> Required work: Extract all of the entries and give them again, word for word.

> Provided records:
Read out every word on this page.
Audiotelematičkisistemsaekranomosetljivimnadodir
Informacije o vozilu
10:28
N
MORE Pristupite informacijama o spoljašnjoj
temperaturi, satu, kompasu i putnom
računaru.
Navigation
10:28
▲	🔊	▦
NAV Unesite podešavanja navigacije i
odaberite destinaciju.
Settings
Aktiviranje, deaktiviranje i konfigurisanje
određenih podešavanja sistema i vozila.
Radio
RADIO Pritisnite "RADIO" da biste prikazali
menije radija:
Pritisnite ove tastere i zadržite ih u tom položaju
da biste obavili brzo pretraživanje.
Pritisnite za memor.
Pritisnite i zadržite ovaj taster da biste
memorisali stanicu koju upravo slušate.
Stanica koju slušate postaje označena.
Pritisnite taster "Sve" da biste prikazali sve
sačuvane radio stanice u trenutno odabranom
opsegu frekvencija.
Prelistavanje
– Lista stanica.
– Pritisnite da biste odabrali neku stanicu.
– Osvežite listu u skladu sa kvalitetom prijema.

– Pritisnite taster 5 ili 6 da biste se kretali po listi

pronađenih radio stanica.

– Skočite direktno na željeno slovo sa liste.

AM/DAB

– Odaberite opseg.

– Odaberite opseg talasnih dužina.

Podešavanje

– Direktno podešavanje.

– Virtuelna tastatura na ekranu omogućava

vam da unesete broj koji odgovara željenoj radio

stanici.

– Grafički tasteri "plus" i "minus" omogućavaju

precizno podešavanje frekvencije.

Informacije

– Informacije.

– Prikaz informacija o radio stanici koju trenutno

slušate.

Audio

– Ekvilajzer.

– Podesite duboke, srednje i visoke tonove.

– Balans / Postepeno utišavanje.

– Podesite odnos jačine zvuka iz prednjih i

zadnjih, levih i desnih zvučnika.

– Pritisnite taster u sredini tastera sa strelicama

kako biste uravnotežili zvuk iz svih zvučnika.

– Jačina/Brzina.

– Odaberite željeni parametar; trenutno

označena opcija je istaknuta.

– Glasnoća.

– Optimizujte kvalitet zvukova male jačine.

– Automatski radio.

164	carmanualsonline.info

> Answer:
Read out every word on this page.
Audiotelematičkisistemsaekranomosetljivimnadodir
Informacije o vozilu
10:28
N
MORE Pristupite informacijama o spoljašnjoj
temperaturi, satu, kompasu i putnom
računaru.
Navigation
10:28
▲	🔊	▦
NAV Unesite podešavanja navigacije i
odaberite destinaciju.
Settings
Aktiviranje, deaktiviranje i konfigurisanje
određenih podešavanja sistema i vozila.
Radio
RADIO Pritisnite "RADIO" da biste prikazali
menije radija:
Pritisnite ove tastere i zadržite ih u tom položaju
da biste obavili brzo pretraživanje.
Pritisnite za memor.
Pritisnite i zadržite ovaj taster da biste
memorisali stanicu koju upravo slušate.
Stanica koju slušate postaje označena.
Pritisnite taster "Sve" da biste prikazali sve
sačuvane radio stanice u trenutno odabranom
opsegu frekvencija.
Prelistavanje
– Lista stanica.
– Pritisnite da biste odabrali neku stanicu.
– Osvežite listu u skladu sa kvalitetom prijema.

– Pritisnite taster 5 ili 6 da biste se kretali po listi

pronađenih radio stanica.

– Skočite direktno na željeno slovo sa liste.

AM/DAB

– Odaberite opseg.

– Odaberite opseg talasnih dužina.

Podešavanje

– Direktno podešavanje.

– Virtuelna tastatura na ekranu omogućava

vam da unesete broj koji odgovara željenoj radio

stanici.

– Grafički tasteri "plus" i "minus" omogućavaju

precizno podešavanje frekvencije.

Informacije

– Informacije.

– Prikaz informacija o radio stanici koju trenutno

slušate.

Audio

– Ekvilajzer.

– Podesite duboke, srednje i visoke tonove.

– Balans / Postepeno utišavanje.

– Podesite odnos jačine zvuka iz prednjih i

zadnjih, levih i desnih zvučnika.

– Pritisnite taster u sredini tastera sa strelicama

kako biste uravnotežili zvuk iz svih zvučnika.

– Jačina/Brzina.

– Odaberite željeni parametar; trenutno

označena opcija je istaknuta.

– Glasnoća.

– Optimizujte kvalitet zvukova male jačine.

– Automatski radio.

164	carmanualsonline.info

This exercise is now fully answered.